__Task requirements__
In full and without alteration, give the listing again.

Dataset rows about figures
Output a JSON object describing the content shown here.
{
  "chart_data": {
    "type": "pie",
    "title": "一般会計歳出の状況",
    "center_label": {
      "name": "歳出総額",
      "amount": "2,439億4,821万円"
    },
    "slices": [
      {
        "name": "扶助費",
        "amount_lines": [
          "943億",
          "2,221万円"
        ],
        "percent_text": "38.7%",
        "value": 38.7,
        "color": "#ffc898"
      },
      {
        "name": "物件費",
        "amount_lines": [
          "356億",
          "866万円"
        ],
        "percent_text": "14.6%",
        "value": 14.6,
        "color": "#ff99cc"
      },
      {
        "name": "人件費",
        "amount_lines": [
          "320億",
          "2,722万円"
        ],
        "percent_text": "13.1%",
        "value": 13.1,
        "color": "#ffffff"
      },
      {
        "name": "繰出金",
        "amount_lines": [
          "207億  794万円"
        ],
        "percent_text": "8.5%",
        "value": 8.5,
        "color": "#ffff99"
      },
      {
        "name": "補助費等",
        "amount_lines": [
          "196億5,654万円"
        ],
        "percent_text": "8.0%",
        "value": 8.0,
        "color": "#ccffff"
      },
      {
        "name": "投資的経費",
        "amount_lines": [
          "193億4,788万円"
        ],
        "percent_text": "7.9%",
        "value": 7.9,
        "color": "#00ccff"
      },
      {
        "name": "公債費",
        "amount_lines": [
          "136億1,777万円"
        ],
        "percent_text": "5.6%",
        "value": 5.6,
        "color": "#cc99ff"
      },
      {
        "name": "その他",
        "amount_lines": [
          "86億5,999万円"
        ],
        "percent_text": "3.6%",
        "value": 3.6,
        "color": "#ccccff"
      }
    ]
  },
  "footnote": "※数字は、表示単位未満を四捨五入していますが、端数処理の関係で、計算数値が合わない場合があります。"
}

__The answer__
Output a JSON object describing the content shown here.
{
  "chart_data": {
    "type": "pie",
    "title": "一般会計歳出の状況",
    "center_label": {
      "name": "歳出総額",
      "amount": "2,439億4,821万円"
    },
    "slices": [
      {
        "name": "扶助費",
        "amount_lines": [
          "943億",
          "2,221万円"
        ],
        "percent_text": "38.7%",
        "value": 38.7,
        "color": "#ffc898"
      },
      {
        "name": "物件費",
        "amount_lines": [
          "356億",
          "866万円"
        ],
        "percent_text": "14.6%",
        "value": 14.6,
        "color": "#ff99cc"
      },
      {
        "name": "人件費",
        "amount_lines": [
          "320億",
          "2,722万円"
        ],
        "percent_text": "13.1%",
        "value": 13.1,
        "color": "#ffffff"
      },
      {
        "name": "繰出金",
        "amount_lines": [
          "207億  794万円"
        ],
        "percent_text": "8.5%",
        "value": 8.5,
        "color": "#ffff99"
      },
      {
        "name": "補助費等",
        "amount_lines": [
          "196億5,654万円"
        ],
        "percent_text": "8.0%",
        "value": 8.0,
        "color": "#ccffff"
      },
      {
        "name": "投資的経費",
        "amount_lines": [
          "193億4,788万円"
        ],
        "percent_text": "7.9%",
        "value": 7.9,
        "color": "#00ccff"
      },
      {
        "name": "公債費",
        "amount_lines": [
          "136億1,777万円"
        ],
        "percent_text": "5.6%",
        "value": 5.6,
        "color": "#cc99ff"
      },
      {
        "name": "その他",
        "amount_lines": [
          "86億5,999万円"
        ],
        "percent_text": "3.6%",
        "value": 3.6,
        "color": "#ccccff"
      }
    ]
  },
  "footnote": "※数字は、表示単位未満を四捨五入していますが、端数処理の関係で、計算数値が合わない場合があります。"
}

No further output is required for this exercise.